## Aim
Collect all the lines that mention the word "label".

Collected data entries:
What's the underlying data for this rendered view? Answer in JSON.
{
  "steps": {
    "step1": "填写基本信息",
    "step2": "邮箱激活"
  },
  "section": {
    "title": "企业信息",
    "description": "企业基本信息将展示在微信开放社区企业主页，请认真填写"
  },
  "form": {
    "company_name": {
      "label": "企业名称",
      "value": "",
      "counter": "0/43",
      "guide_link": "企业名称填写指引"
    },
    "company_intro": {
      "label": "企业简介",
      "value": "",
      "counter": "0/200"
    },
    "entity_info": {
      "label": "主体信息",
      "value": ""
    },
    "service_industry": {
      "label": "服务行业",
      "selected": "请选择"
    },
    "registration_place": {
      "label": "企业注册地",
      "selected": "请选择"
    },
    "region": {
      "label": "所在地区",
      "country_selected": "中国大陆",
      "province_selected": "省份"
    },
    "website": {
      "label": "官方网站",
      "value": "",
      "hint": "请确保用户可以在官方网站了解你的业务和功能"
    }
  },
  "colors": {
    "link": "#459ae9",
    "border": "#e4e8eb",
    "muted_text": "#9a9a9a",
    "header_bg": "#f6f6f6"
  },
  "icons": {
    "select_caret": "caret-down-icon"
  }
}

## Right answer
      "label": "企业名称",
      "label": "企业简介",
      "label": "主体信息",
      "label": "服务行业",
      "label": "企业注册地",
      "label": "所在地区",
      "label": "官方网站",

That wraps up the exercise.